(Saved entries)

-- begin --

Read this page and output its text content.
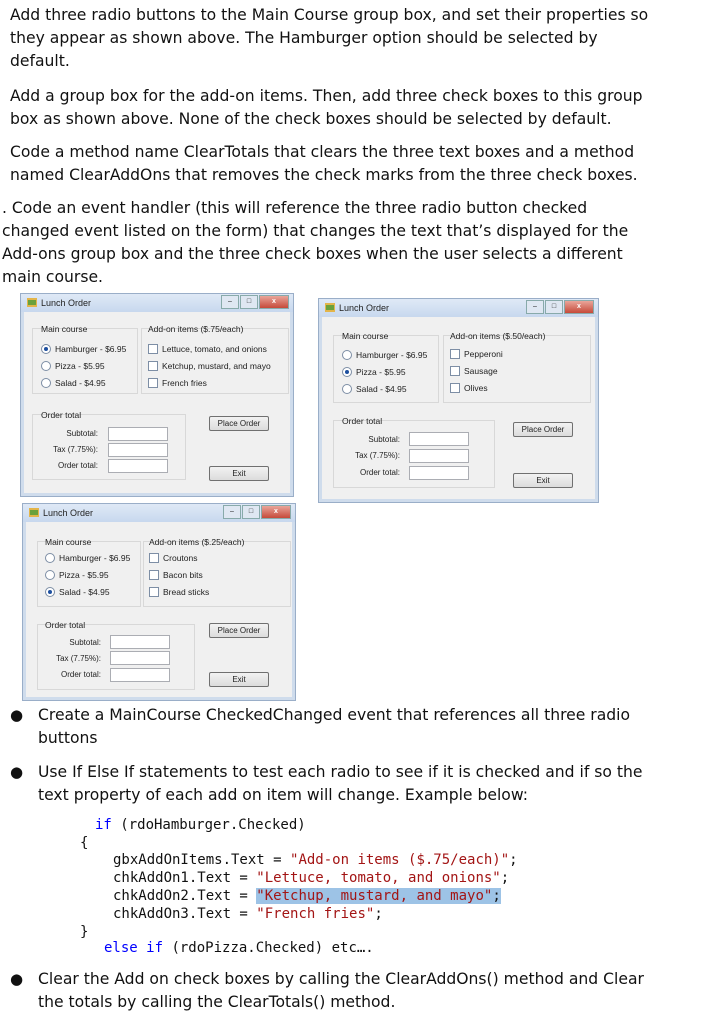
Add three radio buttons to the Main Course group box, and set their properties so they appear as shown above. The Hamburger option should be selected by default.
Add a group box for the add-on items. Then, add three check boxes to this group box as shown above. None of the check boxes should be selected by default.
Code a method name ClearTotals that clears the three text boxes and a method named ClearAddOns that removes the check marks from the three check boxes.
. Code an event handler (this will reference the three radio button checked changed event listed on the form) that changes the text that’s displayed for the Add-ons group box and the three check boxes when the user selects a different main course.
Lunch Order	– □	x
Main course
Hamburger - $6.95
Pizza - $5.95
Salad - $4.95
Add-on items ($.75/each)
Lettuce, tomato, and onions
Ketchup, mustard, and mayo
French fries
Order total
Subtotal:
Tax (7.75%):
Order total:
Place Order
Exit
Lunch Order	– □	x
Main course
Hamburger - $6.95
Pizza - $5.95
Salad - $4.95
Add-on items ($.50/each)
Pepperoni
Sausage
Olives
Order total
Subtotal:
Tax (7.75%):
Order total:
Place Order
Exit
Lunch Order	– □	x
Main course
Hamburger - $6.95
Pizza - $5.95
Salad - $4.95
Add-on items ($.25/each)
Croutons
Bacon bits
Bread sticks
Order total
Subtotal:
Tax (7.75%):
Order total:
Place Order
Exit
● Create a MainCourse CheckedChanged event that references all three radio buttons
● Use If Else If statements to test each radio to see if it is checked and if so the text property of each add on item will change. Example below:
if (rdoHamburger.Checked)
{
gbxAddOnItems.Text = "Add-on items ($.75/each)";
chkAddOn1.Text = "Lettuce, tomato, and onions";
chkAddOn2.Text = "Ketchup, mustard, and mayo";
chkAddOn3.Text = "French fries";
}
else if (rdoPizza.Checked) etc….
● Clear the Add on check boxes by calling the ClearAddOns() method and Clear the totals by calling the ClearTotals() method.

-- end --

Show every line from the entries above in which "this" appears.

__TASK SOLUTION__.
Read this page and output its text content.
Add a group box for the add-on items. Then, add three check boxes to this group box as shown above. None of the check boxes should be selected by default.
. Code an event handler (this will reference the three radio button checked changed event listed on the form) that changes the text that’s displayed for the Add-ons group box and the three check boxes when the user selects a different main course.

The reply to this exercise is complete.